## [Data excerpts]
-.-.-

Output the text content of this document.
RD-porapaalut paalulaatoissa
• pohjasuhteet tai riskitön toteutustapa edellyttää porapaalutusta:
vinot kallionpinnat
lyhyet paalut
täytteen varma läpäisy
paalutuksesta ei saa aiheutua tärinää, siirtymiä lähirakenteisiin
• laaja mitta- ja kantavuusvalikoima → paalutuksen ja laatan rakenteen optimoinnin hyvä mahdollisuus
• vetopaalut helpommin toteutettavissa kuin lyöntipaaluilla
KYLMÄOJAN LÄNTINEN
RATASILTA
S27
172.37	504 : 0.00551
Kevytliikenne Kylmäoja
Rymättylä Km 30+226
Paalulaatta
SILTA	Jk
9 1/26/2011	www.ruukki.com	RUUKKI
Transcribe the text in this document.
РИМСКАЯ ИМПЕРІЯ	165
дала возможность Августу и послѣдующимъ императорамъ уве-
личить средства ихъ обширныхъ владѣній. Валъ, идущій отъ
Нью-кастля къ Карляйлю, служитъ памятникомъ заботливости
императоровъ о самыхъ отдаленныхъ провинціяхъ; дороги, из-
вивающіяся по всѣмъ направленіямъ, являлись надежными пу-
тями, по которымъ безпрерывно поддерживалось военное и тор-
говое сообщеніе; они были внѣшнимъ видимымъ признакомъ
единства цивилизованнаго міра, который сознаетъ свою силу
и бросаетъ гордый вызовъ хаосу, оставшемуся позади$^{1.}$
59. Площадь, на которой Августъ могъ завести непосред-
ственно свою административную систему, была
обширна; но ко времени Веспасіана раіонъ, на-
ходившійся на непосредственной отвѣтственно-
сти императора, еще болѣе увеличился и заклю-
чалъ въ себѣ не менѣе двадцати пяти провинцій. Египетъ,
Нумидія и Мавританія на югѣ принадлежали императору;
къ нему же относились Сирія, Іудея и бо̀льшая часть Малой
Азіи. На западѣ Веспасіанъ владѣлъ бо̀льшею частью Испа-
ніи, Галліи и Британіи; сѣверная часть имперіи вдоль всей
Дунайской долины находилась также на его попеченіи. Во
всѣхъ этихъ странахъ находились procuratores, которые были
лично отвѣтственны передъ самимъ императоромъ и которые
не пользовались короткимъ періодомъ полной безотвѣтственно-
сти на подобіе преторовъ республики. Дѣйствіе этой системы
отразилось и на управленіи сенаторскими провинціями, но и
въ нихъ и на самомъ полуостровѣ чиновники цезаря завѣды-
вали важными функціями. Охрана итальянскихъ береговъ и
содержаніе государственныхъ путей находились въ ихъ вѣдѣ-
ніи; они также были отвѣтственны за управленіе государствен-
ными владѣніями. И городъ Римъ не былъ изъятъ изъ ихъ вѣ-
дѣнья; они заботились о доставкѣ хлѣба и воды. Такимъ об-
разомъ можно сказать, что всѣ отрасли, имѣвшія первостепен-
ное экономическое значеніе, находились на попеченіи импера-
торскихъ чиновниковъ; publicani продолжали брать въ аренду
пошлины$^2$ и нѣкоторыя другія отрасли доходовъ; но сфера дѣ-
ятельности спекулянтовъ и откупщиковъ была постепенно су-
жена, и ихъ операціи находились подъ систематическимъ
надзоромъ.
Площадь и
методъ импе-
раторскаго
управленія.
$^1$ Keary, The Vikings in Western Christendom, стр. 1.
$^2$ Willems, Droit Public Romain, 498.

-.-.-

## [Requirement]
In the records above, locate the lines holding the word "попеченіи". Copy each of them.

## [Full output]
Дунайской долины находилась также на его попеченіи. Во
ное экономическое значеніе, находились на попеченіи импера-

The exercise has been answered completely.